## Requirement
Every record below should be printed exactly as it appears.

[Dataset listings of figures]
************

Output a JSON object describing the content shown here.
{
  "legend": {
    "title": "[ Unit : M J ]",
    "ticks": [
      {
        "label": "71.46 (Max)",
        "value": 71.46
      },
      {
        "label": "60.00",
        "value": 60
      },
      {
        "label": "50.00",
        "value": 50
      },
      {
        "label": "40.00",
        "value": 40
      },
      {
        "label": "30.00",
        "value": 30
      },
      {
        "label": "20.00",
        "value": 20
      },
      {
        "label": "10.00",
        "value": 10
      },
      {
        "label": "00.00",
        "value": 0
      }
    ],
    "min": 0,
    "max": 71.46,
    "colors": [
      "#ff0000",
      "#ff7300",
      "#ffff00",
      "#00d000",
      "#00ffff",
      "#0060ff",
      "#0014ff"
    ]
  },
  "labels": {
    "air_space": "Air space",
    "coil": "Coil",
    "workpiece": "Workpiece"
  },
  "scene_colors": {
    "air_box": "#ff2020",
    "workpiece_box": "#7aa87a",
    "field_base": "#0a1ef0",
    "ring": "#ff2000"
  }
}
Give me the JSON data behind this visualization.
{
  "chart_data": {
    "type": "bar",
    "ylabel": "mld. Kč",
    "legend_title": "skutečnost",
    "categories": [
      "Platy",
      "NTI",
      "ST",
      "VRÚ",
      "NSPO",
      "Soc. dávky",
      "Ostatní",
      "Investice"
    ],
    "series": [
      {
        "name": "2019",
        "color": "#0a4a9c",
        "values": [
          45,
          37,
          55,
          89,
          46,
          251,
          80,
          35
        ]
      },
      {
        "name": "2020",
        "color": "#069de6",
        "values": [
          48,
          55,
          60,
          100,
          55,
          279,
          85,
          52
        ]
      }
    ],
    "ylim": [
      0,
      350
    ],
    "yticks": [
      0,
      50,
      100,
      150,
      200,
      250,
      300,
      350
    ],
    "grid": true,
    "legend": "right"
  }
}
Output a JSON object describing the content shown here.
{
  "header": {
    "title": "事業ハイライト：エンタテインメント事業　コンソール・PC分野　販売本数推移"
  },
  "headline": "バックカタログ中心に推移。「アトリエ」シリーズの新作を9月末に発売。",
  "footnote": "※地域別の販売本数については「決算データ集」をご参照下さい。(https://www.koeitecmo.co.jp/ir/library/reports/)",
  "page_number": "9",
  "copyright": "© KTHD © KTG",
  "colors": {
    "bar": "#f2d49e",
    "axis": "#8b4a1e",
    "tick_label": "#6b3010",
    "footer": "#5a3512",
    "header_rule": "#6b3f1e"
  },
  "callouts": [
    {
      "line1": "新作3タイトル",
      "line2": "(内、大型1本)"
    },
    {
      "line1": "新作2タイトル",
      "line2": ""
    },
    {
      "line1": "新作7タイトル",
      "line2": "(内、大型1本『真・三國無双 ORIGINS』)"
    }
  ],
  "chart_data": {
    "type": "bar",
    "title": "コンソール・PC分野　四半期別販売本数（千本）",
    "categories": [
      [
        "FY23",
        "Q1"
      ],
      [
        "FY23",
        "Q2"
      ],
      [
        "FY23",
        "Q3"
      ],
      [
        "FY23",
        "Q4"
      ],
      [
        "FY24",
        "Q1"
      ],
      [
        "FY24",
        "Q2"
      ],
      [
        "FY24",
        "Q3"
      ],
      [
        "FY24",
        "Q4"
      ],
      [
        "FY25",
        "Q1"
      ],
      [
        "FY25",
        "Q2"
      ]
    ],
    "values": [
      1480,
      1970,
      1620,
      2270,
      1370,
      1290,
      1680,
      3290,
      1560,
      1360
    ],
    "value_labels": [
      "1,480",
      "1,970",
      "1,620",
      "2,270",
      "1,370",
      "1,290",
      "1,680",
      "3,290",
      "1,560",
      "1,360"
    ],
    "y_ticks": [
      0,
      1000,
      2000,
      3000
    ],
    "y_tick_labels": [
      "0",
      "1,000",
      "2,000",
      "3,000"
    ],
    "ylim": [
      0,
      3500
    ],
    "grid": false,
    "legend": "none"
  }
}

************

## Final answer
Output a JSON object describing the content shown here.
{
  "legend": {
    "title": "[ Unit : M J ]",
    "ticks": [
      {
        "label": "71.46 (Max)",
        "value": 71.46
      },
      {
        "label": "60.00",
        "value": 60
      },
      {
        "label": "50.00",
        "value": 50
      },
      {
        "label": "40.00",
        "value": 40
      },
      {
        "label": "30.00",
        "value": 30
      },
      {
        "label": "20.00",
        "value": 20
      },
      {
        "label": "10.00",
        "value": 10
      },
      {
        "label": "00.00",
        "value": 0
      }
    ],
    "min": 0,
    "max": 71.46,
    "colors": [
      "#ff0000",
      "#ff7300",
      "#ffff00",
      "#00d000",
      "#00ffff",
      "#0060ff",
      "#0014ff"
    ]
  },
  "labels": {
    "air_space": "Air space",
    "coil": "Coil",
    "workpiece": "Workpiece"
  },
  "scene_colors": {
    "air_box": "#ff2020",
    "workpiece_box": "#7aa87a",
    "field_base": "#0a1ef0",
    "ring": "#ff2000"
  }
}
Give me the JSON data behind this visualization.
{
  "chart_data": {
    "type": "bar",
    "ylabel": "mld. Kč",
    "legend_title": "skutečnost",
    "categories": [
      "Platy",
      "NTI",
      "ST",
      "VRÚ",
      "NSPO",
      "Soc. dávky",
      "Ostatní",
      "Investice"
    ],
    "series": [
      {
        "name": "2019",
        "color": "#0a4a9c",
        "values": [
          45,
          37,
          55,
          89,
          46,
          251,
          80,
          35
        ]
      },
      {
        "name": "2020",
        "color": "#069de6",
        "values": [
          48,
          55,
          60,
          100,
          55,
          279,
          85,
          52
        ]
      }
    ],
    "ylim": [
      0,
      350
    ],
    "yticks": [
      0,
      50,
      100,
      150,
      200,
      250,
      300,
      350
    ],
    "grid": true,
    "legend": "right"
  }
}
Output a JSON object describing the content shown here.
{
  "header": {
    "title": "事業ハイライト：エンタテインメント事業　コンソール・PC分野　販売本数推移"
  },
  "headline": "バックカタログ中心に推移。「アトリエ」シリーズの新作を9月末に発売。",
  "footnote": "※地域別の販売本数については「決算データ集」をご参照下さい。(https://www.koeitecmo.co.jp/ir/library/reports/)",
  "page_number": "9",
  "copyright": "© KTHD © KTG",
  "colors": {
    "bar": "#f2d49e",
    "axis": "#8b4a1e",
    "tick_label": "#6b3010",
    "footer": "#5a3512",
    "header_rule": "#6b3f1e"
  },
  "callouts": [
    {
      "line1": "新作3タイトル",
      "line2": "(内、大型1本)"
    },
    {
      "line1": "新作2タイトル",
      "line2": ""
    },
    {
      "line1": "新作7タイトル",
      "line2": "(内、大型1本『真・三國無双 ORIGINS』)"
    }
  ],
  "chart_data": {
    "type": "bar",
    "title": "コンソール・PC分野　四半期別販売本数（千本）",
    "categories": [
      [
        "FY23",
        "Q1"
      ],
      [
        "FY23",
        "Q2"
      ],
      [
        "FY23",
        "Q3"
      ],
      [
        "FY23",
        "Q4"
      ],
      [
        "FY24",
        "Q1"
      ],
      [
        "FY24",
        "Q2"
      ],
      [
        "FY24",
        "Q3"
      ],
      [
        "FY24",
        "Q4"
      ],
      [
        "FY25",
        "Q1"
      ],
      [
        "FY25",
        "Q2"
      ]
    ],
    "values": [
      1480,
      1970,
      1620,
      2270,
      1370,
      1290,
      1680,
      3290,
      1560,
      1360
    ],
    "value_labels": [
      "1,480",
      "1,970",
      "1,620",
      "2,270",
      "1,370",
      "1,290",
      "1,680",
      "3,290",
      "1,560",
      "1,360"
    ],
    "y_ticks": [
      0,
      1000,
      2000,
      3000
    ],
    "y_tick_labels": [
      "0",
      "1,000",
      "2,000",
      "3,000"
    ],
    "ylim": [
      0,
      3500
    ],
    "grid": false,
    "legend": "none"
  }
}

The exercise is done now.